┌─ RECORD EXCERPTS
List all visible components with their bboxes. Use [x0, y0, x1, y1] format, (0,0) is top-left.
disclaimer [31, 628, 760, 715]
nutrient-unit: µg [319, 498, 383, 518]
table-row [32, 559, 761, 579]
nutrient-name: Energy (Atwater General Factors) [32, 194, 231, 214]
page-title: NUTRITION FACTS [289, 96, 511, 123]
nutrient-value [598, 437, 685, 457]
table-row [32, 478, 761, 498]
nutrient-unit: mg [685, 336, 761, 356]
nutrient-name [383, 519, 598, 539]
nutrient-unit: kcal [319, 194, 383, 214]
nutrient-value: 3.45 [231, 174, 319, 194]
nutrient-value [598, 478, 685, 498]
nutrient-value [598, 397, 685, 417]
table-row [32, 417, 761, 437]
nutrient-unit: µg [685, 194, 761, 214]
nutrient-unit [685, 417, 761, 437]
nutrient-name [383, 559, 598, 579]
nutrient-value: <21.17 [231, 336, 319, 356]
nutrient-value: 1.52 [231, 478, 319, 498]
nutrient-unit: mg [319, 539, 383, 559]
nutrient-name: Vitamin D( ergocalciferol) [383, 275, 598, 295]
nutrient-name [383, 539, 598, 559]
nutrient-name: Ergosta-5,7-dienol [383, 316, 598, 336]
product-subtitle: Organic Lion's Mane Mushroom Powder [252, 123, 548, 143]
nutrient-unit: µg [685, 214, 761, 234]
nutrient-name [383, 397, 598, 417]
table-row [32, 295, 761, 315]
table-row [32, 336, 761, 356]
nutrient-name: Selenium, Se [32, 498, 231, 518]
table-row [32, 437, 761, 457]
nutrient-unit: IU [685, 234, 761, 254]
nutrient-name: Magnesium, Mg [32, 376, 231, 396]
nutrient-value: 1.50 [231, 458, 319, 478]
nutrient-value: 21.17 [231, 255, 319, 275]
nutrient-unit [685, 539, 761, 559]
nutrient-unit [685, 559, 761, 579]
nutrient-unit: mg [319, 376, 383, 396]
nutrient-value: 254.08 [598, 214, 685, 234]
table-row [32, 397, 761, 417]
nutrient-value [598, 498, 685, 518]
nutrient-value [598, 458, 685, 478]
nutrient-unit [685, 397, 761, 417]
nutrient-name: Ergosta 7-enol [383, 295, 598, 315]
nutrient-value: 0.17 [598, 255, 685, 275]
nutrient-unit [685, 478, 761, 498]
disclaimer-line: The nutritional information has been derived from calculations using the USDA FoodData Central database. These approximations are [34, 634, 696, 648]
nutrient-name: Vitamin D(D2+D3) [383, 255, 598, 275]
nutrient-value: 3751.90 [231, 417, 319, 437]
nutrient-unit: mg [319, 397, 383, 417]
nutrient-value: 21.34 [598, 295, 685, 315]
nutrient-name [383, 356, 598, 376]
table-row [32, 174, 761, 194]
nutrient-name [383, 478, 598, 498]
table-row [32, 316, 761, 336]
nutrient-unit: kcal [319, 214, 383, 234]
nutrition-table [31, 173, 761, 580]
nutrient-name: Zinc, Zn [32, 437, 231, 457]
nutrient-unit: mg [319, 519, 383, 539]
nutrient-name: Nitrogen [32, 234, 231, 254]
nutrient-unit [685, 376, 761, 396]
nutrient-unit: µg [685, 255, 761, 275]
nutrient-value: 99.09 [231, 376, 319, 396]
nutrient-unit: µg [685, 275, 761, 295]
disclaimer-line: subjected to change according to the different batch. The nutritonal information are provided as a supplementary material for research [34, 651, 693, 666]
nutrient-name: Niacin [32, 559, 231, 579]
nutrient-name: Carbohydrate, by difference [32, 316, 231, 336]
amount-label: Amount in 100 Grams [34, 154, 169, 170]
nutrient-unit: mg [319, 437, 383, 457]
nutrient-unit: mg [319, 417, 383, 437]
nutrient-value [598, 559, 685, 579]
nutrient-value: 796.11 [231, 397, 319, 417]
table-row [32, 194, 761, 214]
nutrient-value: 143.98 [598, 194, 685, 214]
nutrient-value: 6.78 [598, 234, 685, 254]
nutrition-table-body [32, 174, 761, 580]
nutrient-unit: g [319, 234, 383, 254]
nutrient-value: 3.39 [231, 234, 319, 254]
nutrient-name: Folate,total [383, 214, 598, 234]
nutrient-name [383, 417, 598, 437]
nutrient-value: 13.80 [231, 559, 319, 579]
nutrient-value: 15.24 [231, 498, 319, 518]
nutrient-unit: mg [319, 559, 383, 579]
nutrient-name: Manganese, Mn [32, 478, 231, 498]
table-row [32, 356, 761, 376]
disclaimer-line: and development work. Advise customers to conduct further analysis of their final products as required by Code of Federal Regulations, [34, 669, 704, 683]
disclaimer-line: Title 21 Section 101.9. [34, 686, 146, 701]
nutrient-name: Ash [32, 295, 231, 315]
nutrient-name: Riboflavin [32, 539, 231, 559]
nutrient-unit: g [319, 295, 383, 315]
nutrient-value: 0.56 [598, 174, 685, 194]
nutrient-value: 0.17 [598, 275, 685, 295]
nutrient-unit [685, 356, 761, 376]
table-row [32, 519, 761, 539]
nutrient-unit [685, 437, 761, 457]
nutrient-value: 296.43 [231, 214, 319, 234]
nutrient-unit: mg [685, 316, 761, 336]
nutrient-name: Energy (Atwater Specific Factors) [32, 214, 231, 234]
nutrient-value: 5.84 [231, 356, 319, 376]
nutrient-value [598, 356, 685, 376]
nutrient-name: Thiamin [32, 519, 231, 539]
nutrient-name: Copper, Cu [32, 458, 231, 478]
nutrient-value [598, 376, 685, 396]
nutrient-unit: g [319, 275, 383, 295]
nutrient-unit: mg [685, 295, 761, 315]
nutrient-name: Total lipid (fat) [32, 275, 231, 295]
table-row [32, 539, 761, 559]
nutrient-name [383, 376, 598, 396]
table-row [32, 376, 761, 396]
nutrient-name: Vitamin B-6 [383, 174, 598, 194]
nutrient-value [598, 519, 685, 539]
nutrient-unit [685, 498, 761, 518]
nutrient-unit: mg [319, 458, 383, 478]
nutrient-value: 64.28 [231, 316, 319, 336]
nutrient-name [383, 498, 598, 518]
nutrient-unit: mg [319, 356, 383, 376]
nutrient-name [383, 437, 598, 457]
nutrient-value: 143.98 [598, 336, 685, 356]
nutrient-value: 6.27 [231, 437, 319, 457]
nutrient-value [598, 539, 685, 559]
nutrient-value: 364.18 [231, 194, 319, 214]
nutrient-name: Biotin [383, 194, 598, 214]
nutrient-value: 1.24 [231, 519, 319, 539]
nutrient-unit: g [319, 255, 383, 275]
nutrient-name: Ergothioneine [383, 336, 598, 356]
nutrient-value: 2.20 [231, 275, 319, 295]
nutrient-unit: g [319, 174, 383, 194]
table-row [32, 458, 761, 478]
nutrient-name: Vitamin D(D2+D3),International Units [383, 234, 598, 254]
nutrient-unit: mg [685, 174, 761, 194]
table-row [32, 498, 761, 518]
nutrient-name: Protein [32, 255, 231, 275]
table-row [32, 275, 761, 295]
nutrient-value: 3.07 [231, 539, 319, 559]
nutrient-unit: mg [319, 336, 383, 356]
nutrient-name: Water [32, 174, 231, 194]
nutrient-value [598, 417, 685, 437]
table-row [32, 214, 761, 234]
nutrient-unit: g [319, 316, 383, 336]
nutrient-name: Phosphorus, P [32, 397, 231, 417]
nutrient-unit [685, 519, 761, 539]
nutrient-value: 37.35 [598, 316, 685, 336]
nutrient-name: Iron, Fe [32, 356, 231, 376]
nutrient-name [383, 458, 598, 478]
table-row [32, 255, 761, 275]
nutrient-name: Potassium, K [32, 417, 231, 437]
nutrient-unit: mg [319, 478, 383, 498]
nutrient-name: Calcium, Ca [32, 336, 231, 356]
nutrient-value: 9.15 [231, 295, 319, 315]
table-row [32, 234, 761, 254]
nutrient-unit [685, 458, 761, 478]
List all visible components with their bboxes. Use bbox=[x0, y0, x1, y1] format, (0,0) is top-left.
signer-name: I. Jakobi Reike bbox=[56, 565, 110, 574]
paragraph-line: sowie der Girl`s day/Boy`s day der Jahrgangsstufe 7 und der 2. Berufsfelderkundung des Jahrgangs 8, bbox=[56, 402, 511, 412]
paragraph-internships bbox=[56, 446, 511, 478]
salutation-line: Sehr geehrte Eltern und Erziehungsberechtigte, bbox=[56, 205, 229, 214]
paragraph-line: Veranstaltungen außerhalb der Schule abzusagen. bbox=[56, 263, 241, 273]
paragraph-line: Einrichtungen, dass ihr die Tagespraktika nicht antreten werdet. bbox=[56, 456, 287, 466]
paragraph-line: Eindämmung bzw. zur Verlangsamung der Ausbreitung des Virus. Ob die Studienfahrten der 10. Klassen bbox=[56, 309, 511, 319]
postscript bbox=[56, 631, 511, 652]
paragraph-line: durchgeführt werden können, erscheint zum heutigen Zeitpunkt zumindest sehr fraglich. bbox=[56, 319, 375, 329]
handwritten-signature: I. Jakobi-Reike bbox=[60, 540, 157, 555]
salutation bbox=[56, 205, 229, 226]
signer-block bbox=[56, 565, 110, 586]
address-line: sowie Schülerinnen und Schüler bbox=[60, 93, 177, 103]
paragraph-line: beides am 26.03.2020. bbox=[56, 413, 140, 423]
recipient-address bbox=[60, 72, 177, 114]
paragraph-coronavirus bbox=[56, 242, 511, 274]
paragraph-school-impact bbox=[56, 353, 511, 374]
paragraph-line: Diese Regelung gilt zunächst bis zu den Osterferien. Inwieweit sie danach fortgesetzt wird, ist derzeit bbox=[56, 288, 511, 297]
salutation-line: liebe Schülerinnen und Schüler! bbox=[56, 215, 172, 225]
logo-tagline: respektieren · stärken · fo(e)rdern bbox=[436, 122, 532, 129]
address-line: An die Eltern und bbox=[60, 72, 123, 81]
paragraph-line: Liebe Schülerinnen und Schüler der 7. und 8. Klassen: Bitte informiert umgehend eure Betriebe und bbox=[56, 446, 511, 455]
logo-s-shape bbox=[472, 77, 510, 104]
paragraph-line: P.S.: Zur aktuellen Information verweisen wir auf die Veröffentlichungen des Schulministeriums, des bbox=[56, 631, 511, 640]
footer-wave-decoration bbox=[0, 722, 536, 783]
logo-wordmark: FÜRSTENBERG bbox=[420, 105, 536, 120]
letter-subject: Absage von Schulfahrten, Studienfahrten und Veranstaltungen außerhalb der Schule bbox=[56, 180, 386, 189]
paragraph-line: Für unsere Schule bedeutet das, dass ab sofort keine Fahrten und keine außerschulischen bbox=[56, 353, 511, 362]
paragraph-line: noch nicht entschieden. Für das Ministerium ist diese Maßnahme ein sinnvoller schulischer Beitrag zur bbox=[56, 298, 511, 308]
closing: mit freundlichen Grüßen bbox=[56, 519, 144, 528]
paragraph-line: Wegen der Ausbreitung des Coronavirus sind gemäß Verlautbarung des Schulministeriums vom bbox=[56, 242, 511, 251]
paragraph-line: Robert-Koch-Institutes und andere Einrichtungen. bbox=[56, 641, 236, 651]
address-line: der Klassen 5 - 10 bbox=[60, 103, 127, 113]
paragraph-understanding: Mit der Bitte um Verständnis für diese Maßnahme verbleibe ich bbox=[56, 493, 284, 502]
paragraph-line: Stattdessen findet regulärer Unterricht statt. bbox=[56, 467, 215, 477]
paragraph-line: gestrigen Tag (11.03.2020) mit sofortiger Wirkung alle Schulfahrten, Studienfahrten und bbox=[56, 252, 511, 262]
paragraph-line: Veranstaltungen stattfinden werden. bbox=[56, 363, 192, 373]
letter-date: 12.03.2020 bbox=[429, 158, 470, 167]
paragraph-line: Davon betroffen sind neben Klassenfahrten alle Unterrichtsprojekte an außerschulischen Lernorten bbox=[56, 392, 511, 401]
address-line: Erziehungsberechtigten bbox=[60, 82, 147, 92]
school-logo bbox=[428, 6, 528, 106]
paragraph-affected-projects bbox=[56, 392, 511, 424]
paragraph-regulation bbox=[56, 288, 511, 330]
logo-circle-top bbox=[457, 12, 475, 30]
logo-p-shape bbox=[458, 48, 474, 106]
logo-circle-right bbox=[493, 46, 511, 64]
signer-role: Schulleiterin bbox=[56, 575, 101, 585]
└─
* **EXERCISE REQUIREMENTS**
If a line in the records contains the word "left", copy it.

* **ANSWER SECTION**
List all visible components with their bboxes. Use [x0, y0, x1, y1] format, (0,0) is top-left.
List all visible components with their bboxes. Use bbox=[x0, y0, x1, y1] format, (0,0) is top-left.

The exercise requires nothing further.